[Stored entries]
^^^^

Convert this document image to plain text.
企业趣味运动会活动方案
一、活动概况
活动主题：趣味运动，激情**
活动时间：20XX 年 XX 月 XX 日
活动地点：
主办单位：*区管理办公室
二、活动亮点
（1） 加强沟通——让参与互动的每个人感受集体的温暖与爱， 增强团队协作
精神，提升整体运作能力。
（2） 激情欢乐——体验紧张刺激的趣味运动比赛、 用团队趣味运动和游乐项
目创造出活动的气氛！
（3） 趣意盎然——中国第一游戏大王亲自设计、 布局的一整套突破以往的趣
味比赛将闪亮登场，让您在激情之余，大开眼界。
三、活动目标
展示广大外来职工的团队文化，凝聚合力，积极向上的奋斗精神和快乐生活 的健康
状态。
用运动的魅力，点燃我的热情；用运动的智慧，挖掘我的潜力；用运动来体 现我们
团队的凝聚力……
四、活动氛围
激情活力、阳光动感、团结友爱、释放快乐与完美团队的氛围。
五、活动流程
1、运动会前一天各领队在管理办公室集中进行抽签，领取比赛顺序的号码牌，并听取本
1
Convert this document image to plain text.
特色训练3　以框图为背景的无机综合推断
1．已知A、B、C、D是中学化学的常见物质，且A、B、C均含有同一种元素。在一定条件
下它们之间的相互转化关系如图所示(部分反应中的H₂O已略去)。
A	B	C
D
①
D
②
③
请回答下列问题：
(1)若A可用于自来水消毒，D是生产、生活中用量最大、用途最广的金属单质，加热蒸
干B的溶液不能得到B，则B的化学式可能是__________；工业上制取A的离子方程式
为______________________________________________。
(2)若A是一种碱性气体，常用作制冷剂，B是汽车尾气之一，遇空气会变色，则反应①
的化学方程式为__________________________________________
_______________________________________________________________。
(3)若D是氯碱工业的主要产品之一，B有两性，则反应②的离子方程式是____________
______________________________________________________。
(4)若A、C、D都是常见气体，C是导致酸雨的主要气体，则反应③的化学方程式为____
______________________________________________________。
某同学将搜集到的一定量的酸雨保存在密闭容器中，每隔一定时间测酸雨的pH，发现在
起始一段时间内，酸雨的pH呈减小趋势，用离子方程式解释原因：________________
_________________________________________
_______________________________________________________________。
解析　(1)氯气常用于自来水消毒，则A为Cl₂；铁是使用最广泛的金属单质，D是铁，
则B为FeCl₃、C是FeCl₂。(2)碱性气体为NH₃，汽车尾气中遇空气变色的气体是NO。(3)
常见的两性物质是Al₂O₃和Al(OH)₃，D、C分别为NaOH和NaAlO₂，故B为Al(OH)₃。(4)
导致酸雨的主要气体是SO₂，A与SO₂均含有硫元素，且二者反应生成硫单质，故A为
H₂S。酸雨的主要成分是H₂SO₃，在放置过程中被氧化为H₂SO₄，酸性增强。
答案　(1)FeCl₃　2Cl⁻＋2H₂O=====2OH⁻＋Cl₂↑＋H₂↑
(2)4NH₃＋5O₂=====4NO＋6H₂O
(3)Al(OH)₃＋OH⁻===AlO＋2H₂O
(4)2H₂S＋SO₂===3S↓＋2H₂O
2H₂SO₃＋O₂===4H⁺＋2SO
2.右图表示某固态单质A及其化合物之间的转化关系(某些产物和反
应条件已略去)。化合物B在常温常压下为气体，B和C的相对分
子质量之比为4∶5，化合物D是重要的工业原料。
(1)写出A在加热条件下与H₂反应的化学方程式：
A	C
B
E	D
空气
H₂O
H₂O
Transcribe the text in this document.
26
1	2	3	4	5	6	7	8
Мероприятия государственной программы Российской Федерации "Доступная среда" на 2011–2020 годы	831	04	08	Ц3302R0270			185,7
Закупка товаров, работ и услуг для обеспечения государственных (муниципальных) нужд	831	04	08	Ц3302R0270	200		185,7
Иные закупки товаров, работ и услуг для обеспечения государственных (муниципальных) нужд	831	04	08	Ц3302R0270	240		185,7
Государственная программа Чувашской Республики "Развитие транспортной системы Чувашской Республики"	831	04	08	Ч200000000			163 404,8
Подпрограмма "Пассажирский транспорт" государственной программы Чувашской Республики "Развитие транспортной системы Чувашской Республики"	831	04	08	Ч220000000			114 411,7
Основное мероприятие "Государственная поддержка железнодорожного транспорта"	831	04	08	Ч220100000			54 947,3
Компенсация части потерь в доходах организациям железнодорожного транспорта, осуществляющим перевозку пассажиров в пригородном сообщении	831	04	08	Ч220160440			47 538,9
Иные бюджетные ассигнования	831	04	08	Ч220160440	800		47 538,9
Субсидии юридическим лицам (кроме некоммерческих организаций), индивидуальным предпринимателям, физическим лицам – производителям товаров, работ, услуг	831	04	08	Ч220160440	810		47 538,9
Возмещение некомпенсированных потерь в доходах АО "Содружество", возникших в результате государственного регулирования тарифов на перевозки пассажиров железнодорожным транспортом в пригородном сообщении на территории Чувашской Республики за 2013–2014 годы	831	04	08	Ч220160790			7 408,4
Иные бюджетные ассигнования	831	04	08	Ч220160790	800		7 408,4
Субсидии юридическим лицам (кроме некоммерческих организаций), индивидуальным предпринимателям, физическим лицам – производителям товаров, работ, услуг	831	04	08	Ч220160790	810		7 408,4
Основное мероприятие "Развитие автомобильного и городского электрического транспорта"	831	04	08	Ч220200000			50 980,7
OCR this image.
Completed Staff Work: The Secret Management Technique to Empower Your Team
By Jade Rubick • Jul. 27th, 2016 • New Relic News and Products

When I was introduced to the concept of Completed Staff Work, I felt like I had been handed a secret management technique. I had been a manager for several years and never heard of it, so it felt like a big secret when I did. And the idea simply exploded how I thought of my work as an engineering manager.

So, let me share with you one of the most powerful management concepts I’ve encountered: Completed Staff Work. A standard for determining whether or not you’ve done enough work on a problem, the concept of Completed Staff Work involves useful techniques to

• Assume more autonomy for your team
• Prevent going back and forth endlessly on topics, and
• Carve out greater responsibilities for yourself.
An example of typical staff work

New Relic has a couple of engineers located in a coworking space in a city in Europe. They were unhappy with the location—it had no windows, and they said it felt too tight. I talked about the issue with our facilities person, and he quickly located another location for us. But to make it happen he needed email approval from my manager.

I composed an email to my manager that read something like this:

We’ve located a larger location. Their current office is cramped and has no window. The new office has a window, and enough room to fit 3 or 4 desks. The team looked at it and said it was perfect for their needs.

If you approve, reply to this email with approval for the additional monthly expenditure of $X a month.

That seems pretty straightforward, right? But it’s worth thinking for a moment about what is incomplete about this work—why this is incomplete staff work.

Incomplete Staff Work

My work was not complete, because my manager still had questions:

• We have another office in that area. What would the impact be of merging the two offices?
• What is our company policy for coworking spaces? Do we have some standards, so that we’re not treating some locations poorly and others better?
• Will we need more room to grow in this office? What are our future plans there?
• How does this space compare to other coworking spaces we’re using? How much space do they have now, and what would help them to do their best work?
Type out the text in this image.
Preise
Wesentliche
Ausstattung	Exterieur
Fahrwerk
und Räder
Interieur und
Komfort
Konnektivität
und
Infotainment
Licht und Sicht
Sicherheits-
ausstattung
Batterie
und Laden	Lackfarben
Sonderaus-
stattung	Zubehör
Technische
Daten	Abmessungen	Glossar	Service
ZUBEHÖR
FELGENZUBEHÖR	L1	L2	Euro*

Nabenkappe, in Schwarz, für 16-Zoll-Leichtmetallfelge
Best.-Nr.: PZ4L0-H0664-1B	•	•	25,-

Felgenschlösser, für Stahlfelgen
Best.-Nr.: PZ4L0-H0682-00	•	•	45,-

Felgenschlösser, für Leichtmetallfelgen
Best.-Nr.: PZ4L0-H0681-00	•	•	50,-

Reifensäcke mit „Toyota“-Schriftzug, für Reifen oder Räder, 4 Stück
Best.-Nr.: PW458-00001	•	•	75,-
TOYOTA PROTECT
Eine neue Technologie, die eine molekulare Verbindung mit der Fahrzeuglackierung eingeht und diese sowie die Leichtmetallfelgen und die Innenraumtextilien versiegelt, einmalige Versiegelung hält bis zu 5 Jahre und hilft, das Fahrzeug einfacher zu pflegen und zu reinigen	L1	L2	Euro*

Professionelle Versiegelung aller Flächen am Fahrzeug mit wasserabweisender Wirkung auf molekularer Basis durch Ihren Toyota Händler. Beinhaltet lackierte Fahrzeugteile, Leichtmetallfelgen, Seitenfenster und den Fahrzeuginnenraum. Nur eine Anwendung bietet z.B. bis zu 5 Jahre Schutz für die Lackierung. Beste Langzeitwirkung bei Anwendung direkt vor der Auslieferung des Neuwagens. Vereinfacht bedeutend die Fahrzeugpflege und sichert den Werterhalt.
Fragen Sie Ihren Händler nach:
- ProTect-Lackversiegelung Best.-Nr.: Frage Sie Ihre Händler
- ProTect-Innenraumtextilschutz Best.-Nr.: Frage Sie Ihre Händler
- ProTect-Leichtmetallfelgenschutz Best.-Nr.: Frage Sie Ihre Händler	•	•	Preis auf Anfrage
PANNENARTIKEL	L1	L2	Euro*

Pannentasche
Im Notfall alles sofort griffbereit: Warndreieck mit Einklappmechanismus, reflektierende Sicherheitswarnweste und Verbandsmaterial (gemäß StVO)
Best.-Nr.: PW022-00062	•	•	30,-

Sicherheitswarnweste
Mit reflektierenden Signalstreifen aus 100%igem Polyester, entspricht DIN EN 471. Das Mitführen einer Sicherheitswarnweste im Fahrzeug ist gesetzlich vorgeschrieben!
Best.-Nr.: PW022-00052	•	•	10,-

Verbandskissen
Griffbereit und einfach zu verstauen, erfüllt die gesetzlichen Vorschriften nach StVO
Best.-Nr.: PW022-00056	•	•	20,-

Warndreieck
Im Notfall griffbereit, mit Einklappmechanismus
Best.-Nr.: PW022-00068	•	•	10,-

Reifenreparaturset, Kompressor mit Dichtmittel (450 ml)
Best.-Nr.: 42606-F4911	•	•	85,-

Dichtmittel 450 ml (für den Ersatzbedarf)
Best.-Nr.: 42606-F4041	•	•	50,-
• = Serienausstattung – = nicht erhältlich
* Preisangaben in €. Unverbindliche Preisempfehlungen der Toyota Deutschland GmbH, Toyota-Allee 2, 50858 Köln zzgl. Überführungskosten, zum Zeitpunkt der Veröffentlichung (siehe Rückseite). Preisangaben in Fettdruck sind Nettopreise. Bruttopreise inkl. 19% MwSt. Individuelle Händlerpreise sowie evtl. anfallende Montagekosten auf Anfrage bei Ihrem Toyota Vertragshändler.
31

^^^^

- _To be done_:
Show all lines in the entries above where the string "индивидуальным" appears.

- _Solution to this task_:
Субсидии юридическим лицам (кроме некоммерческих организаций), индивидуальным предпринимателям, физическим лицам – производителям товаров, работ, услуг	831	04	08	Ч220160440	810		47 538,9
Субсидии юридическим лицам (кроме некоммерческих организаций), индивидуальным предпринимателям, физическим лицам – производителям товаров, работ, услуг	831	04	08	Ч220160790	810		7 408,4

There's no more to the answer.